YOUR TASK
In the copy, keep every record exact and leave out all images.

>> Begin

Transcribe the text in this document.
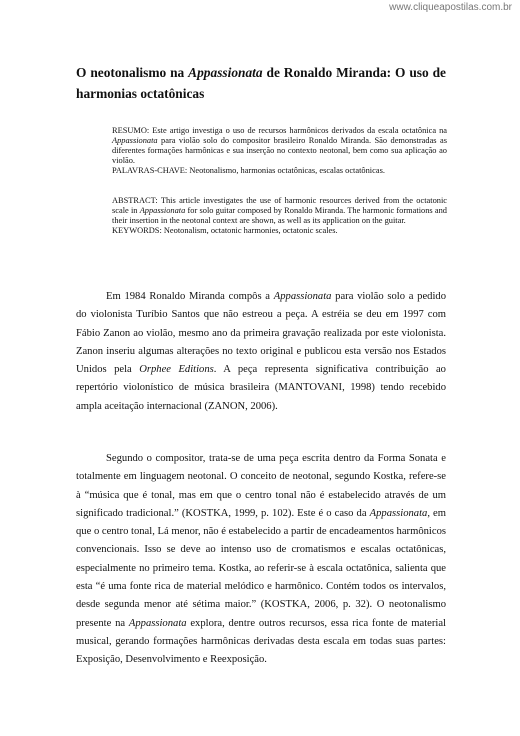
www.cliqueapostilas.com.br
O neotonalismo na Appassionata de Ronaldo Miranda: O uso de harmonias octatônicas

RESUMO: Este artigo investiga o uso de recursos harmônicos derivados da escala octatônica na Appassionata para violão solo do compositor brasileiro Ronaldo Miranda. São demonstradas as diferentes formações harmônicas e sua inserção no contexto neotonal, bem como sua aplicação ao violão.

PALAVRAS-CHAVE: Neotonalismo, harmonias octatônicas, escalas octatônicas.

ABSTRACT: This article investigates the use of harmonic resources derived from the octatonic scale in Appassionata for solo guitar composed by Ronaldo Miranda. The harmonic formations and their insertion in the neotonal context are shown, as well as its application on the guitar.

KEYWORDS: Neotonalism, octatonic harmonies, octatonic scales.

Em 1984 Ronaldo Miranda compôs a Appassionata para violão solo a pedido do violonista Turíbio Santos que não estreou a peça. A estréia se deu em 1997 com Fábio Zanon ao violão, mesmo ano da primeira gravação realizada por este violonista. Zanon inseriu algumas alterações no texto original e publicou esta versão nos Estados Unidos pela Orphee Editions. A peça representa significativa contribuição ao repertório violonístico de música brasileira (MANTOVANI, 1998) tendo recebido ampla aceitação internacional (ZANON, 2006).

Segundo o compositor, trata-se de uma peça escrita dentro da Forma Sonata e totalmente em linguagem neotonal. O conceito de neotonal, segundo Kostka, refere-se à “música que é tonal, mas em que o centro tonal não é estabelecido através de um significado tradicional.” (KOSTKA, 1999, p. 102). Este é o caso da Appassionata, em que o centro tonal, Lá menor, não é estabelecido a partir de encadeamentos harmônicos convencionais. Isso se deve ao intenso uso de cromatismos e escalas octatônicas, especialmente no primeiro tema. Kostka, ao referir-se à escala octatônica, salienta que esta “é uma fonte rica de material melódico e harmônico. Contém todos os intervalos, desde segunda menor até sétima maior.” (KOSTKA, 2006, p. 32). O neotonalismo presente na Appassionata explora, dentre outros recursos, essa rica fonte de material musical, gerando formações harmônicas derivadas desta escala em todas suas partes: Exposição, Desenvolvimento e Reexposição.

>> End

SOLUTION FOR THIS EXERCISE
Transcribe the text in this document.
www.cliqueapostilas.com.br
O neotonalismo na Appassionata de Ronaldo Miranda: O uso de harmonias octatônicas

RESUMO: Este artigo investiga o uso de recursos harmônicos derivados da escala octatônica na Appassionata para violão solo do compositor brasileiro Ronaldo Miranda. São demonstradas as diferentes formações harmônicas e sua inserção no contexto neotonal, bem como sua aplicação ao violão.

PALAVRAS-CHAVE: Neotonalismo, harmonias octatônicas, escalas octatônicas.

ABSTRACT: This article investigates the use of harmonic resources derived from the octatonic scale in Appassionata for solo guitar composed by Ronaldo Miranda. The harmonic formations and their insertion in the neotonal context are shown, as well as its application on the guitar.

KEYWORDS: Neotonalism, octatonic harmonies, octatonic scales.

Em 1984 Ronaldo Miranda compôs a Appassionata para violão solo a pedido do violonista Turíbio Santos que não estreou a peça. A estréia se deu em 1997 com Fábio Zanon ao violão, mesmo ano da primeira gravação realizada por este violonista. Zanon inseriu algumas alterações no texto original e publicou esta versão nos Estados Unidos pela Orphee Editions. A peça representa significativa contribuição ao repertório violonístico de música brasileira (MANTOVANI, 1998) tendo recebido ampla aceitação internacional (ZANON, 2006).

Segundo o compositor, trata-se de uma peça escrita dentro da Forma Sonata e totalmente em linguagem neotonal. O conceito de neotonal, segundo Kostka, refere-se à “música que é tonal, mas em que o centro tonal não é estabelecido através de um significado tradicional.” (KOSTKA, 1999, p. 102). Este é o caso da Appassionata, em que o centro tonal, Lá menor, não é estabelecido a partir de encadeamentos harmônicos convencionais. Isso se deve ao intenso uso de cromatismos e escalas octatônicas, especialmente no primeiro tema. Kostka, ao referir-se à escala octatônica, salienta que esta “é uma fonte rica de material melódico e harmônico. Contém todos os intervalos, desde segunda menor até sétima maior.” (KOSTKA, 2006, p. 32). O neotonalismo presente na Appassionata explora, dentre outros recursos, essa rica fonte de material musical, gerando formações harmônicas derivadas desta escala em todas suas partes: Exposição, Desenvolvimento e Reexposição.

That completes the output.